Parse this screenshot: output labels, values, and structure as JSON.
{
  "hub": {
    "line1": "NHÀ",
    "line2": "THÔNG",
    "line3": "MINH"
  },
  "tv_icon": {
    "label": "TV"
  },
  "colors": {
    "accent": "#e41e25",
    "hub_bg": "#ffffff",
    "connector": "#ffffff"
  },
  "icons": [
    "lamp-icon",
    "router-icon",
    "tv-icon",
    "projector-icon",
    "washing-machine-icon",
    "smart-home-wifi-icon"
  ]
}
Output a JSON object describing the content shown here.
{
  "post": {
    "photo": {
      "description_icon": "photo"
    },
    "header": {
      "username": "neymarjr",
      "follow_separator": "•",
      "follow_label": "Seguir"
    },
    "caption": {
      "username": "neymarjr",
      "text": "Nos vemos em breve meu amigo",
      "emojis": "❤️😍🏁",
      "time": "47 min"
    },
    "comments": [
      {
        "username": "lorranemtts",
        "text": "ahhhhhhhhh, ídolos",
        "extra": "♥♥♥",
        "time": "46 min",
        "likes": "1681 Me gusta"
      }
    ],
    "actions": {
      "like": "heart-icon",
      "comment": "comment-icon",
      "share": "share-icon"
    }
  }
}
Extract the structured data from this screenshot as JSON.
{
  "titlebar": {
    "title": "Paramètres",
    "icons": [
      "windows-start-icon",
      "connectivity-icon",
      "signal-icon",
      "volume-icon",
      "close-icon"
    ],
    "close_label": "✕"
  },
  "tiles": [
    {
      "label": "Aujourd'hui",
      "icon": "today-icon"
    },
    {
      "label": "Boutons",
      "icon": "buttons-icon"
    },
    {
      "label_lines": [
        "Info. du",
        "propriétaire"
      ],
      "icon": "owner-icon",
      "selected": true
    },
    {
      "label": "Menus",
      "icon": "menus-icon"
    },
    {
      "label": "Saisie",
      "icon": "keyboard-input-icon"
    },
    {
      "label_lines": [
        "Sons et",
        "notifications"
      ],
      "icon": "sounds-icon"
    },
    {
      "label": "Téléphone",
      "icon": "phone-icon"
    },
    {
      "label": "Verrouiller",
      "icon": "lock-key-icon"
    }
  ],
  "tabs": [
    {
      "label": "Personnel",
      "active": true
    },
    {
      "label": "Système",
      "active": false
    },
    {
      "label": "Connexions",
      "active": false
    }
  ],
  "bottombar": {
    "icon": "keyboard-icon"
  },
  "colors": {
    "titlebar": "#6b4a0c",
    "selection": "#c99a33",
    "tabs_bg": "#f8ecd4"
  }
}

(Your objective) Each line above must be reproduced exactly as it stands.

(Written answer)
Parse this screenshot: output labels, values, and structure as JSON.
{
  "hub": {
    "line1": "NHÀ",
    "line2": "THÔNG",
    "line3": "MINH"
  },
  "tv_icon": {
    "label": "TV"
  },
  "colors": {
    "accent": "#e41e25",
    "hub_bg": "#ffffff",
    "connector": "#ffffff"
  },
  "icons": [
    "lamp-icon",
    "router-icon",
    "tv-icon",
    "projector-icon",
    "washing-machine-icon",
    "smart-home-wifi-icon"
  ]
}
Output a JSON object describing the content shown here.
{
  "post": {
    "photo": {
      "description_icon": "photo"
    },
    "header": {
      "username": "neymarjr",
      "follow_separator": "•",
      "follow_label": "Seguir"
    },
    "caption": {
      "username": "neymarjr",
      "text": "Nos vemos em breve meu amigo",
      "emojis": "❤️😍🏁",
      "time": "47 min"
    },
    "comments": [
      {
        "username": "lorranemtts",
        "text": "ahhhhhhhhh, ídolos",
        "extra": "♥♥♥",
        "time": "46 min",
        "likes": "1681 Me gusta"
      }
    ],
    "actions": {
      "like": "heart-icon",
      "comment": "comment-icon",
      "share": "share-icon"
    }
  }
}
Extract the structured data from this screenshot as JSON.
{
  "titlebar": {
    "title": "Paramètres",
    "icons": [
      "windows-start-icon",
      "connectivity-icon",
      "signal-icon",
      "volume-icon",
      "close-icon"
    ],
    "close_label": "✕"
  },
  "tiles": [
    {
      "label": "Aujourd'hui",
      "icon": "today-icon"
    },
    {
      "label": "Boutons",
      "icon": "buttons-icon"
    },
    {
      "label_lines": [
        "Info. du",
        "propriétaire"
      ],
      "icon": "owner-icon",
      "selected": true
    },
    {
      "label": "Menus",
      "icon": "menus-icon"
    },
    {
      "label": "Saisie",
      "icon": "keyboard-input-icon"
    },
    {
      "label_lines": [
        "Sons et",
        "notifications"
      ],
      "icon": "sounds-icon"
    },
    {
      "label": "Téléphone",
      "icon": "phone-icon"
    },
    {
      "label": "Verrouiller",
      "icon": "lock-key-icon"
    }
  ],
  "tabs": [
    {
      "label": "Personnel",
      "active": true
    },
    {
      "label": "Système",
      "active": false
    },
    {
      "label": "Connexions",
      "active": false
    }
  ],
  "bottombar": {
    "icon": "keyboard-icon"
  },
  "colors": {
    "titlebar": "#6b4a0c",
    "selection": "#c99a33",
    "tabs_bg": "#f8ecd4"
  }
}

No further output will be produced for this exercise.